** Begin DATA PROVIDED **

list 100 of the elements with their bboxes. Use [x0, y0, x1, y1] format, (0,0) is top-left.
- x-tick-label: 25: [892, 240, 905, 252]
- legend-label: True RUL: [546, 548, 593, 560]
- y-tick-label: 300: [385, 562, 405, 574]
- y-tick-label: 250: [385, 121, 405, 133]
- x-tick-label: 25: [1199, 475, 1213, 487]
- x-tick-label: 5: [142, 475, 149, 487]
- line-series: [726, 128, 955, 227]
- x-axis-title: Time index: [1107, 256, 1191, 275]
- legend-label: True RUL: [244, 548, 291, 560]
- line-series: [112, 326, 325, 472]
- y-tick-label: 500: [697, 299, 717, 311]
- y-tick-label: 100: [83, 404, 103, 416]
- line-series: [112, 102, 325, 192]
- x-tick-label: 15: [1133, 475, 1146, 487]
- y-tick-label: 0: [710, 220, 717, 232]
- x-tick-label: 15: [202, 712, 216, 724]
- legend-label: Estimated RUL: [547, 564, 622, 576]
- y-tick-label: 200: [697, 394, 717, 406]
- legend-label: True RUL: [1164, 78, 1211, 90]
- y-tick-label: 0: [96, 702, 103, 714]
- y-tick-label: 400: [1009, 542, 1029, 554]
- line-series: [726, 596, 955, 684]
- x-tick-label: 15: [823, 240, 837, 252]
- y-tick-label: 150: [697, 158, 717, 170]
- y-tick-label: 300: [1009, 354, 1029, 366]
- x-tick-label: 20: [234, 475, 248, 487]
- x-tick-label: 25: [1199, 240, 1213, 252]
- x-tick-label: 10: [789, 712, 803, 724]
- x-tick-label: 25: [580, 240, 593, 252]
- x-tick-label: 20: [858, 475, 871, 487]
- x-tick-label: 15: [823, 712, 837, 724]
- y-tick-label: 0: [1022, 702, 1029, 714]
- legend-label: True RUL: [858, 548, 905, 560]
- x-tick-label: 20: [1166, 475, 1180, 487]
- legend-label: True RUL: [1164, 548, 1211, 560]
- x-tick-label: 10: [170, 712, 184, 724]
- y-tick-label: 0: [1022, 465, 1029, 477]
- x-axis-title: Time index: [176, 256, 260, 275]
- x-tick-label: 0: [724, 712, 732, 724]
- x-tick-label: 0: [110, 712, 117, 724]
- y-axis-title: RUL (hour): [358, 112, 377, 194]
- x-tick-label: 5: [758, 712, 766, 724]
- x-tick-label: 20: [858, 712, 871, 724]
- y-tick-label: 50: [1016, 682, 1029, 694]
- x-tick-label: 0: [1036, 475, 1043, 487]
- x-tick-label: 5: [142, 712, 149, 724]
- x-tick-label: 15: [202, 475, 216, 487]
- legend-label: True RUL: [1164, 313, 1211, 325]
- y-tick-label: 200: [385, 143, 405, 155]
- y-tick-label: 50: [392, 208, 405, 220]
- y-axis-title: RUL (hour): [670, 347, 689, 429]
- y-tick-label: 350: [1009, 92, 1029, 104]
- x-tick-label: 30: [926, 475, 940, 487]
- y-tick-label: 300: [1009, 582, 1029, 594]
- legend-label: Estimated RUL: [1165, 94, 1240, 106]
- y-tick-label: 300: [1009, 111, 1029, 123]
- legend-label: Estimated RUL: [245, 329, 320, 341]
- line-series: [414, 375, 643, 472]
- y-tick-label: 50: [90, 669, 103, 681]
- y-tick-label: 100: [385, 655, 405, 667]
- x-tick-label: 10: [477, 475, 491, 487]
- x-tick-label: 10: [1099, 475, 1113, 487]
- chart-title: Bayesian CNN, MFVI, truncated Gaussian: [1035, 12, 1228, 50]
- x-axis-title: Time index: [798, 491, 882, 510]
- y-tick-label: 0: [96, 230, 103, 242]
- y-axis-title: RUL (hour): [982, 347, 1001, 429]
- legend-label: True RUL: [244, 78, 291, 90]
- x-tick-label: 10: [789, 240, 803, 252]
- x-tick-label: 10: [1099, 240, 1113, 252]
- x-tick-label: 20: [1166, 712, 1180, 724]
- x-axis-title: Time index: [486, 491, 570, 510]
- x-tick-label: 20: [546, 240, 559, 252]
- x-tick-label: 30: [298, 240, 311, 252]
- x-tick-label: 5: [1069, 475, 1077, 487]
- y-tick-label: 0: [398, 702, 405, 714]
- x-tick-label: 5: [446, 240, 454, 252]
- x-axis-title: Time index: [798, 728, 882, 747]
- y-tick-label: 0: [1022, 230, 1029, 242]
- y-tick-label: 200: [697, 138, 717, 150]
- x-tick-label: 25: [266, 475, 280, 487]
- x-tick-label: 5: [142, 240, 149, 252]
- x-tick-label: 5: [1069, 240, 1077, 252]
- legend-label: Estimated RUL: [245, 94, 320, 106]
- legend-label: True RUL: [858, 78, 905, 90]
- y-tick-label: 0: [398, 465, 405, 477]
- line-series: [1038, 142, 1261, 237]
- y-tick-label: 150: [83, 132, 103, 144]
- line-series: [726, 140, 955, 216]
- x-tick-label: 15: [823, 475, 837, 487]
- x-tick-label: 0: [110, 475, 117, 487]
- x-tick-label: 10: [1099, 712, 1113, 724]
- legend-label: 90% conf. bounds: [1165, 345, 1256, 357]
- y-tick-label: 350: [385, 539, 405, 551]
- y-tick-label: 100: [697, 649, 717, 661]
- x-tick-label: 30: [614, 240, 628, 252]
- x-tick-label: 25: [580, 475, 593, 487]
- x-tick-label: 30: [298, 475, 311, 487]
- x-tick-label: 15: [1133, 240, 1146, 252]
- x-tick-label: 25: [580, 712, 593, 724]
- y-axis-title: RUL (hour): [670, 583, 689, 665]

** End DATA PROVIDED **

GIVEN REQUEST — Convert every line of the items above into a numbered list, omitting any blank lines.

TASK SOLUTION —
1. list 100 of the elements with their bboxes. Use [x0, y0, x1, y1] format, (0,0) is top-left.
2. - x-tick-label: 25: [892, 240, 905, 252]
3. - legend-label: True RUL: [546, 548, 593, 560]
4. - y-tick-label: 300: [385, 562, 405, 574]
5. - y-tick-label: 250: [385, 121, 405, 133]
6. - x-tick-label: 25: [1199, 475, 1213, 487]
7. - x-tick-label: 5: [142, 475, 149, 487]
8. - line-series: [726, 128, 955, 227]
9. - x-axis-title: Time index: [1107, 256, 1191, 275]
10. - legend-label: True RUL: [244, 548, 291, 560]
11. - line-series: [112, 326, 325, 472]
12. - y-tick-label: 500: [697, 299, 717, 311]
13. - y-tick-label: 100: [83, 404, 103, 416]
14. - line-series: [112, 102, 325, 192]
15. - x-tick-label: 15: [1133, 475, 1146, 487]
16. - y-tick-label: 0: [710, 220, 717, 232]
17. - x-tick-label: 15: [202, 712, 216, 724]
18. - legend-label: Estimated RUL: [547, 564, 622, 576]
19. - y-tick-label: 200: [697, 394, 717, 406]
20. - legend-label: True RUL: [1164, 78, 1211, 90]
21. - y-tick-label: 0: [96, 702, 103, 714]
22. - y-tick-label: 400: [1009, 542, 1029, 554]
23. - line-series: [726, 596, 955, 684]
24. - x-tick-label: 15: [823, 240, 837, 252]
25. - y-tick-label: 150: [697, 158, 717, 170]
26. - y-tick-label: 300: [1009, 354, 1029, 366]
27. - x-tick-label: 20: [234, 475, 248, 487]
28. - x-tick-label: 25: [1199, 240, 1213, 252]
29. - x-tick-label: 10: [789, 712, 803, 724]
30. - x-tick-label: 25: [580, 240, 593, 252]
31. - x-tick-label: 20: [858, 475, 871, 487]
32. - x-tick-label: 15: [823, 712, 837, 724]
33. - y-tick-label: 0: [1022, 702, 1029, 714]
34. - legend-label: True RUL: [858, 548, 905, 560]
35. - x-tick-label: 20: [1166, 475, 1180, 487]
36. - legend-label: True RUL: [1164, 548, 1211, 560]
37. - x-tick-label: 10: [170, 712, 184, 724]
38. - y-tick-label: 0: [1022, 465, 1029, 477]
39. - x-axis-title: Time index: [176, 256, 260, 275]
40. - x-tick-label: 0: [724, 712, 732, 724]
41. - x-tick-label: 0: [110, 712, 117, 724]
42. - y-axis-title: RUL (hour): [358, 112, 377, 194]
43. - x-tick-label: 5: [758, 712, 766, 724]
44. - x-tick-label: 20: [858, 712, 871, 724]
45. - y-tick-label: 50: [1016, 682, 1029, 694]
46. - x-tick-label: 0: [1036, 475, 1043, 487]
47. - x-tick-label: 5: [142, 712, 149, 724]
48. - x-tick-label: 15: [202, 475, 216, 487]
49. - legend-label: True RUL: [1164, 313, 1211, 325]
50. - y-tick-label: 200: [385, 143, 405, 155]
51. - y-tick-label: 50: [392, 208, 405, 220]
52. - y-axis-title: RUL (hour): [670, 347, 689, 429]
53. - y-tick-label: 350: [1009, 92, 1029, 104]
54. - x-tick-label: 30: [926, 475, 940, 487]
55. - y-tick-label: 300: [1009, 582, 1029, 594]
56. - legend-label: Estimated RUL: [1165, 94, 1240, 106]
57. - y-tick-label: 300: [1009, 111, 1029, 123]
58. - legend-label: Estimated RUL: [245, 329, 320, 341]
59. - line-series: [414, 375, 643, 472]
60. - y-tick-label: 50: [90, 669, 103, 681]
61. - y-tick-label: 100: [385, 655, 405, 667]
62. - x-tick-label: 10: [477, 475, 491, 487]
63. - x-tick-label: 10: [1099, 475, 1113, 487]
64. - chart-title: Bayesian CNN, MFVI, truncated Gaussian: [1035, 12, 1228, 50]
65. - x-axis-title: Time index: [798, 491, 882, 510]
66. - y-tick-label: 0: [96, 230, 103, 242]
67. - y-axis-title: RUL (hour): [982, 347, 1001, 429]
68. - legend-label: True RUL: [244, 78, 291, 90]
69. - x-tick-label: 10: [789, 240, 803, 252]
70. - x-tick-label: 10: [1099, 240, 1113, 252]
71. - x-tick-label: 20: [1166, 712, 1180, 724]
72. - x-axis-title: Time index: [486, 491, 570, 510]
73. - x-tick-label: 20: [546, 240, 559, 252]
74. - x-tick-label: 30: [298, 240, 311, 252]
75. - x-tick-label: 5: [1069, 475, 1077, 487]
76. - y-tick-label: 0: [398, 702, 405, 714]
77. - x-tick-label: 5: [446, 240, 454, 252]
78. - x-axis-title: Time index: [798, 728, 882, 747]
79. - y-tick-label: 0: [1022, 230, 1029, 242]
80. - y-tick-label: 200: [697, 138, 717, 150]
81. - x-tick-label: 25: [266, 475, 280, 487]
82. - x-tick-label: 5: [142, 240, 149, 252]
83. - x-tick-label: 5: [1069, 240, 1077, 252]
84. - legend-label: Estimated RUL: [245, 94, 320, 106]
85. - legend-label: True RUL: [858, 78, 905, 90]
86. - y-tick-label: 0: [398, 465, 405, 477]
87. - line-series: [1038, 142, 1261, 237]
88. - y-tick-label: 150: [83, 132, 103, 144]
89. - line-series: [726, 140, 955, 216]
90. - x-tick-label: 15: [823, 475, 837, 487]
91. - x-tick-label: 0: [110, 475, 117, 487]
92. - x-tick-label: 10: [1099, 712, 1113, 724]
93. - legend-label: 90% conf. bounds: [1165, 345, 1256, 357]
94. - y-tick-label: 350: [385, 539, 405, 551]
95. - y-tick-label: 100: [697, 649, 717, 661]
96. - x-tick-label: 30: [614, 240, 628, 252]
97. - x-tick-label: 25: [580, 475, 593, 487]
98. - x-tick-label: 30: [298, 475, 311, 487]
99. - x-tick-label: 15: [1133, 240, 1146, 252]
100. - x-tick-label: 25: [580, 712, 593, 724]
101. - y-axis-title: RUL (hour): [670, 583, 689, 665]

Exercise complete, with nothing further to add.